#### [WHAT IS REQUIRED]
Which lines of the records contain "DHCP"? Collect every one of them.

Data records
----

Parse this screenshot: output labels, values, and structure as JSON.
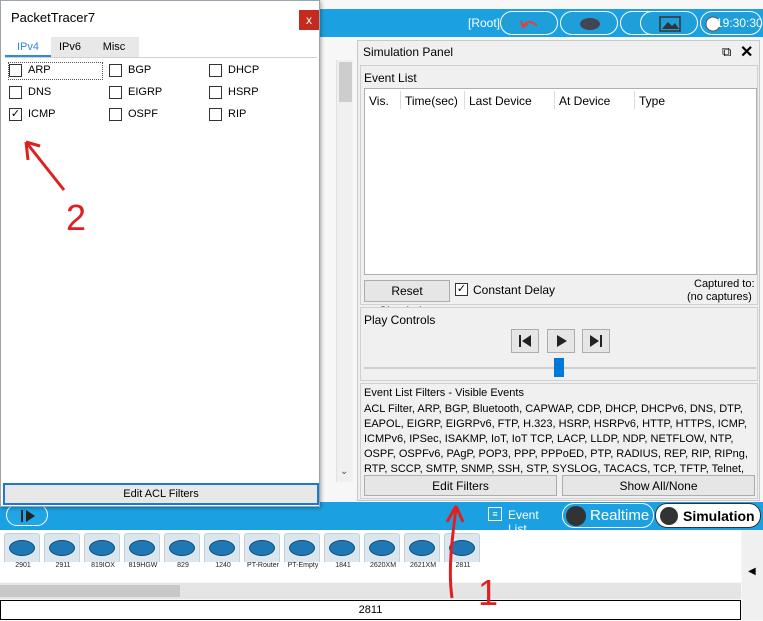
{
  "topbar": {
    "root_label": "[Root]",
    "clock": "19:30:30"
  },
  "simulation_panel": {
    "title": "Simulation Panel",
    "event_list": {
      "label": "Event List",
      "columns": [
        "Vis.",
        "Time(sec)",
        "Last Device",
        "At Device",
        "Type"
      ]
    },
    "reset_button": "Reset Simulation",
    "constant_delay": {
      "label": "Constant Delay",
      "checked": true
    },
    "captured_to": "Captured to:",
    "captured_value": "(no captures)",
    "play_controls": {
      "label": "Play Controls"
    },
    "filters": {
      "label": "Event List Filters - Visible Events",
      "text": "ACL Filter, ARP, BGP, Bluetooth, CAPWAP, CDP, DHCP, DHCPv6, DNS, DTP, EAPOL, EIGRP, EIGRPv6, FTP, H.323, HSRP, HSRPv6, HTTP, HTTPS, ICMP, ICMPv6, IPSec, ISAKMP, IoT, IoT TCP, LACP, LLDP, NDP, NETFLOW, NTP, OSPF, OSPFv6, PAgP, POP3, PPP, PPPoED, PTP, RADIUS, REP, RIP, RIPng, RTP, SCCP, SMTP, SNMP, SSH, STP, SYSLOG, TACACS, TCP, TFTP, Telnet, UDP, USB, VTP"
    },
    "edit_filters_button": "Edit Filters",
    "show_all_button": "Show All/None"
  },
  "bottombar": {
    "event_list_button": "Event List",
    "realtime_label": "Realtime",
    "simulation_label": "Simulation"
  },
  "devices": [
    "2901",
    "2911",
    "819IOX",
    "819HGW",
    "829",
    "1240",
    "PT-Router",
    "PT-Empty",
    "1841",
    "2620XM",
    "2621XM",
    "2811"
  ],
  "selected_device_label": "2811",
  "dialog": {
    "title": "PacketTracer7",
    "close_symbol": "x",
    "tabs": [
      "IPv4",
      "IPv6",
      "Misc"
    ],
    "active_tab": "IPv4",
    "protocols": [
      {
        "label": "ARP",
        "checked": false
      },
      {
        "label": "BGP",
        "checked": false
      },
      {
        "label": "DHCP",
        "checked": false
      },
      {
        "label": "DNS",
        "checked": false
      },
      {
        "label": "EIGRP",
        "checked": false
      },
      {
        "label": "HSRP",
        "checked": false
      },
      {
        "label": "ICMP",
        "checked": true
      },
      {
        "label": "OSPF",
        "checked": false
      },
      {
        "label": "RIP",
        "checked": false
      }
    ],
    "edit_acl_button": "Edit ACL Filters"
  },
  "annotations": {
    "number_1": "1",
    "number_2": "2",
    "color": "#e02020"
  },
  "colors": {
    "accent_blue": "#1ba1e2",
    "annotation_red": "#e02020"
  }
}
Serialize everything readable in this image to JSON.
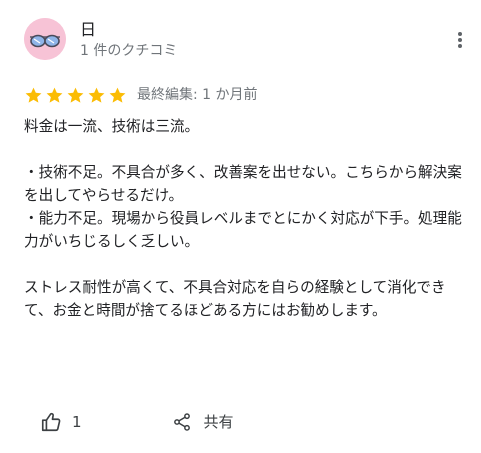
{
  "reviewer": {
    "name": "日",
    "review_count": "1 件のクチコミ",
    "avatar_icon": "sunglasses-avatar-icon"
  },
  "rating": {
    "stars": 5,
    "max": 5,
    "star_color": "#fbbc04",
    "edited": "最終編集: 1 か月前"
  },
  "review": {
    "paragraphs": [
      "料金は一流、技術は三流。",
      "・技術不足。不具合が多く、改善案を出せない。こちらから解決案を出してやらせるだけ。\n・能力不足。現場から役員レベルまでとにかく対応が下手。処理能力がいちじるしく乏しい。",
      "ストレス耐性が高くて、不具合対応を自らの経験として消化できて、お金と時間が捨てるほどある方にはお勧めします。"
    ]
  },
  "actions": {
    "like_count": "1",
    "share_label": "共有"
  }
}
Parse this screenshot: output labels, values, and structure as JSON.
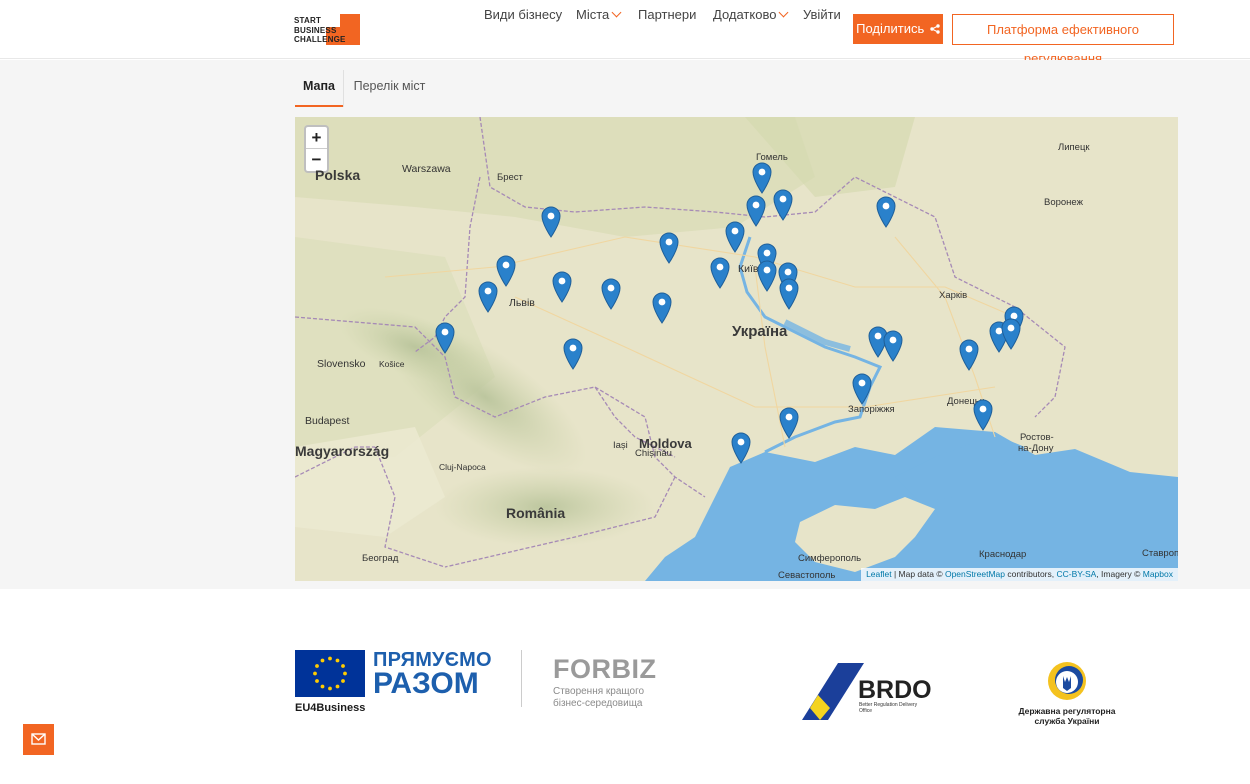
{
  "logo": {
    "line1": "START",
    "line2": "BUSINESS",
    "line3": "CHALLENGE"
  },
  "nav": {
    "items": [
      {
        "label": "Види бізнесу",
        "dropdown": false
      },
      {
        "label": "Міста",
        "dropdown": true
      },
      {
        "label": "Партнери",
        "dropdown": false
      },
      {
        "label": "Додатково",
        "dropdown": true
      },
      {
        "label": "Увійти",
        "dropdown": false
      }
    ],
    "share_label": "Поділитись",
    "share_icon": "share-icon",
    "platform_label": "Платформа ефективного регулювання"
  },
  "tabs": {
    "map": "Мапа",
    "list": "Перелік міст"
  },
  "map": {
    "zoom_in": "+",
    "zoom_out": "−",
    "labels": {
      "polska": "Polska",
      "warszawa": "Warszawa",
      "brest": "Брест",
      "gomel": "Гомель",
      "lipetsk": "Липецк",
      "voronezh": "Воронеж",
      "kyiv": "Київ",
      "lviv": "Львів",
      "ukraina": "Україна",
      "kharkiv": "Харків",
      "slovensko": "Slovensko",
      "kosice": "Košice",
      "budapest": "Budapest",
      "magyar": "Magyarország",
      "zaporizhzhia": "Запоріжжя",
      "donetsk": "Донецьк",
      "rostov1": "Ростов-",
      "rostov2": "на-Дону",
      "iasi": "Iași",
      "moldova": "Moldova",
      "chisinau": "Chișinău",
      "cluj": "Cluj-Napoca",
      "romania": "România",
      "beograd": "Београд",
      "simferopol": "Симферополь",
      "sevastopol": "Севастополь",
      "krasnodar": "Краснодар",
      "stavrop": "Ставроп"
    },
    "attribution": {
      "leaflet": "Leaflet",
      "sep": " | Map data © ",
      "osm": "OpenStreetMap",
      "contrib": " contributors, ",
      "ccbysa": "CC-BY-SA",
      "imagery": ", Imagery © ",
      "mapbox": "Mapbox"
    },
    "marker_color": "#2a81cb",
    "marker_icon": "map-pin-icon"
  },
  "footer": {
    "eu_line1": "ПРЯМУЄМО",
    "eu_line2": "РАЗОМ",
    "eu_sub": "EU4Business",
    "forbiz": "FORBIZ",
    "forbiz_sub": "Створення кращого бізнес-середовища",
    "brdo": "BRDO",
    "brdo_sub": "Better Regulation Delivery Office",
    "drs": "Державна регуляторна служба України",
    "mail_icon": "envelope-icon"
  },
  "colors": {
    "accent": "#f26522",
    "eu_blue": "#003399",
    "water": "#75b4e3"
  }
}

----

#### [TASK OUTPUT]
      "text": "ACL Filter, ARP, BGP, Bluetooth, CAPWAP, CDP, DHCP, DHCPv6, DNS, DTP, EAPOL, EIGRP, EIGRPv6, FTP, H.323, HSRP, HSRPv6, HTTP, HTTPS, ICMP, ICMPv6, IPSec, ISAKMP, IoT, IoT TCP, LACP, LLDP, NDP, NETFLOW, NTP, OSPF, OSPFv6, PAgP, POP3, PPP, PPPoED, PTP, RADIUS, REP, RIP, RIPng, RTP, SCCP, SMTP, SNMP, SSH, STP, SYSLOG, TACACS, TCP, TFTP, Telnet, UDP, USB, VTP"
        "label": "DHCP",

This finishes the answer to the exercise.